• [YOUR INSTRUCTIONS]
Could you arrange the data as a Markdown table with the columns Index and Entry, starting at the first line and ending at the line that contains "annotation-text: Bloom [111,338,157,353]", with both of those lines included and blank lines left out?

• [INFORMATION PROVIDED]
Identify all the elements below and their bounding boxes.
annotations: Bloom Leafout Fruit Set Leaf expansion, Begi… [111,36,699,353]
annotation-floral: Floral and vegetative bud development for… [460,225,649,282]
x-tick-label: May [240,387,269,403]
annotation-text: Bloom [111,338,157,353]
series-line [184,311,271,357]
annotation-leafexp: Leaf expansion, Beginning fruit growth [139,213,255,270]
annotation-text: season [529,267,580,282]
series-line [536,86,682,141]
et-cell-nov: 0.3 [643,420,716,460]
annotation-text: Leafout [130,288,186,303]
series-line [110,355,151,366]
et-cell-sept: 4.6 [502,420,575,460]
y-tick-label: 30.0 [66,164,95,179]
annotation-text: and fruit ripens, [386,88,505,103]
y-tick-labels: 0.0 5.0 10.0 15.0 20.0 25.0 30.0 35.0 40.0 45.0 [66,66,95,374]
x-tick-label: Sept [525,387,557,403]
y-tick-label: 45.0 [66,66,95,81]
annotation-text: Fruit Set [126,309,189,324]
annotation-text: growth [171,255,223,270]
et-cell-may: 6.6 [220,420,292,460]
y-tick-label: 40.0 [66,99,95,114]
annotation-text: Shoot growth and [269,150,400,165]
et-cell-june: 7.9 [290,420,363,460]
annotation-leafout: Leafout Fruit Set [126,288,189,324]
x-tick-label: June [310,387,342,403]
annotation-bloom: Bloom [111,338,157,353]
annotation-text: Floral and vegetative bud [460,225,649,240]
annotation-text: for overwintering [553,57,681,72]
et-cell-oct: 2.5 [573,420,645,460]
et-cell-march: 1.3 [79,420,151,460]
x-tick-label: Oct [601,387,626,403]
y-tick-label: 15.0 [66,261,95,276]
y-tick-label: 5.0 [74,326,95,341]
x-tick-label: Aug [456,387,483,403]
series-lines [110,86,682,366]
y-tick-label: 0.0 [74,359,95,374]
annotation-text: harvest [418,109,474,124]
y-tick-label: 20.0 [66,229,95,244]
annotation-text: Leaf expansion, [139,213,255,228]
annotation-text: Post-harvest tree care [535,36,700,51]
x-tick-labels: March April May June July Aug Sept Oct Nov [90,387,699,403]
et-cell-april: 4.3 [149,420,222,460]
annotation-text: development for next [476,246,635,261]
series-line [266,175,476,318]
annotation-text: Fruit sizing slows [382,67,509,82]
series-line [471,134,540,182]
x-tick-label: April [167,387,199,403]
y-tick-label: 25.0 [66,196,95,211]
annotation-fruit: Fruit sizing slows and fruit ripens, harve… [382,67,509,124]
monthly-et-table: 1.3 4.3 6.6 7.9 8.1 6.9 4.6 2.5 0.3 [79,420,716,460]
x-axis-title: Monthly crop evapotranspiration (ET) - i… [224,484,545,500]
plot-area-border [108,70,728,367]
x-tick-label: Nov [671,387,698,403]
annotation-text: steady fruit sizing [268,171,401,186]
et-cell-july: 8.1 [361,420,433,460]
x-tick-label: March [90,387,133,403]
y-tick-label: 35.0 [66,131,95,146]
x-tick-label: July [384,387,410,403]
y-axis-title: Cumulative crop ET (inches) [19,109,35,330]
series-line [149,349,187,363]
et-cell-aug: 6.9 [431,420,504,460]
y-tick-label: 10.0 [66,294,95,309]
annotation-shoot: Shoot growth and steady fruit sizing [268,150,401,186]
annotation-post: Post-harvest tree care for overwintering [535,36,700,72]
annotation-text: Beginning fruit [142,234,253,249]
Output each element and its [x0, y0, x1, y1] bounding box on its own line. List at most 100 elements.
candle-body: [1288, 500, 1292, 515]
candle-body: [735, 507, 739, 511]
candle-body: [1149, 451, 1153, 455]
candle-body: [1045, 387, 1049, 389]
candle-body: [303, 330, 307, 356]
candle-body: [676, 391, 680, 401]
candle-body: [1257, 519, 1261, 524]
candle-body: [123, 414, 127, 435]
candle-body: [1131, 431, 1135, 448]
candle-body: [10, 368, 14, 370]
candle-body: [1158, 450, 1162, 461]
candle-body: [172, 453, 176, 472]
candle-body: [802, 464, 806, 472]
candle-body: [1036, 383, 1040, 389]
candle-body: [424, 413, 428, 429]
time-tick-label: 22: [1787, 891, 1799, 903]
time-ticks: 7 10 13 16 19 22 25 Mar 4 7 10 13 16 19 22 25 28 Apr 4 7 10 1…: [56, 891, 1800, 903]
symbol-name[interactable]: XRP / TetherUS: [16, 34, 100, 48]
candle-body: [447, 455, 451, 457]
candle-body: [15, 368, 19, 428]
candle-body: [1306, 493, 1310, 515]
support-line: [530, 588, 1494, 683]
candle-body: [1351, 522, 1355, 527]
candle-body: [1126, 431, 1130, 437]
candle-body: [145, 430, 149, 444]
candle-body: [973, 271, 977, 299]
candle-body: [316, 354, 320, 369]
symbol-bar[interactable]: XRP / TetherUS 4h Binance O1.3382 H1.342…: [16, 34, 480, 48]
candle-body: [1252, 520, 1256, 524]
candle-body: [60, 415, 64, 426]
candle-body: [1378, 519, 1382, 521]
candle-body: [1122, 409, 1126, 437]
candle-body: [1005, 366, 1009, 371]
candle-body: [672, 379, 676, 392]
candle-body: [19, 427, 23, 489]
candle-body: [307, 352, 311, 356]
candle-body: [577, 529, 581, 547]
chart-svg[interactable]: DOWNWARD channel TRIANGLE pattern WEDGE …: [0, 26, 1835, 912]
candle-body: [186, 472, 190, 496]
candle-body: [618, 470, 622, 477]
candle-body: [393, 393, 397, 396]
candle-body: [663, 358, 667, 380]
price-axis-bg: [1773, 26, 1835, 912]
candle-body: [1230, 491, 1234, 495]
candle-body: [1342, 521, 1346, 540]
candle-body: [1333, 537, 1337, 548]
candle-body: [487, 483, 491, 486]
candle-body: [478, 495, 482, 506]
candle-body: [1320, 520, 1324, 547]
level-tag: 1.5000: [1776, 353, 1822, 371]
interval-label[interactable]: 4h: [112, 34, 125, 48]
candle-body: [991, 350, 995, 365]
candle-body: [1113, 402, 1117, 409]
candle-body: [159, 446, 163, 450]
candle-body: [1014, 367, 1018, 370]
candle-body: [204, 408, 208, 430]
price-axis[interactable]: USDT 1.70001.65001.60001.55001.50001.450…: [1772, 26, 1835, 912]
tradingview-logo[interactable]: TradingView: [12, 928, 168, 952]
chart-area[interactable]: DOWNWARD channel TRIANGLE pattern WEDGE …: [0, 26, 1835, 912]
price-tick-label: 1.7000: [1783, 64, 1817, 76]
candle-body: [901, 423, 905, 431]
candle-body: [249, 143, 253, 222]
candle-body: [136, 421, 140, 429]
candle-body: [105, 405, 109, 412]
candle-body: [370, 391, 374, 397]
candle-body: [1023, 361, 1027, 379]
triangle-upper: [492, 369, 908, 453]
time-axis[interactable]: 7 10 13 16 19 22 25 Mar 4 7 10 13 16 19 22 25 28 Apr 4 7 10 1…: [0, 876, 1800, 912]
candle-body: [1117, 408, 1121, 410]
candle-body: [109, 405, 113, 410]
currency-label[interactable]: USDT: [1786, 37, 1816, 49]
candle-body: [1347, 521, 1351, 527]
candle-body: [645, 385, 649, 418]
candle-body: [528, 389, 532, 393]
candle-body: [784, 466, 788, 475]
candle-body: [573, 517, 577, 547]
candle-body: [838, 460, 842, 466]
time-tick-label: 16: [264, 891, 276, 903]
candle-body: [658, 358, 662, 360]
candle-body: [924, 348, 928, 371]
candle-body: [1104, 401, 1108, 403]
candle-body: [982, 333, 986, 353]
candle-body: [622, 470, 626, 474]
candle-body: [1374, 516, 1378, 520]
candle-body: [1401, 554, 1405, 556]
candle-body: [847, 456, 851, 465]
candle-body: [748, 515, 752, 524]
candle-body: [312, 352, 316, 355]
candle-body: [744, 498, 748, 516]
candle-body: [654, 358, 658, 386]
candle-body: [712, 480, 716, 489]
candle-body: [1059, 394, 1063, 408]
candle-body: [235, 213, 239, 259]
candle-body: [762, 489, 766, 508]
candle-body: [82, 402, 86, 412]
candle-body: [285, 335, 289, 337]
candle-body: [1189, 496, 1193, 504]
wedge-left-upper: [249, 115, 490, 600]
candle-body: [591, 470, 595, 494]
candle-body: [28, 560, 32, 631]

• [FINISHED TASK]
| Index | Entry |
|---|---|
| 1 | Identify all the elements below and their bounding boxes. |
| 2 | annotations: Bloom Leafout Fruit Set Leaf expansion, Begi… [111,36,699,353] |
| 3 | annotation-floral: Floral and vegetative bud development for… [460,225,649,282] |
| 4 | x-tick-label: May [240,387,269,403] |
| 5 | annotation-text: Bloom [111,338,157,353] |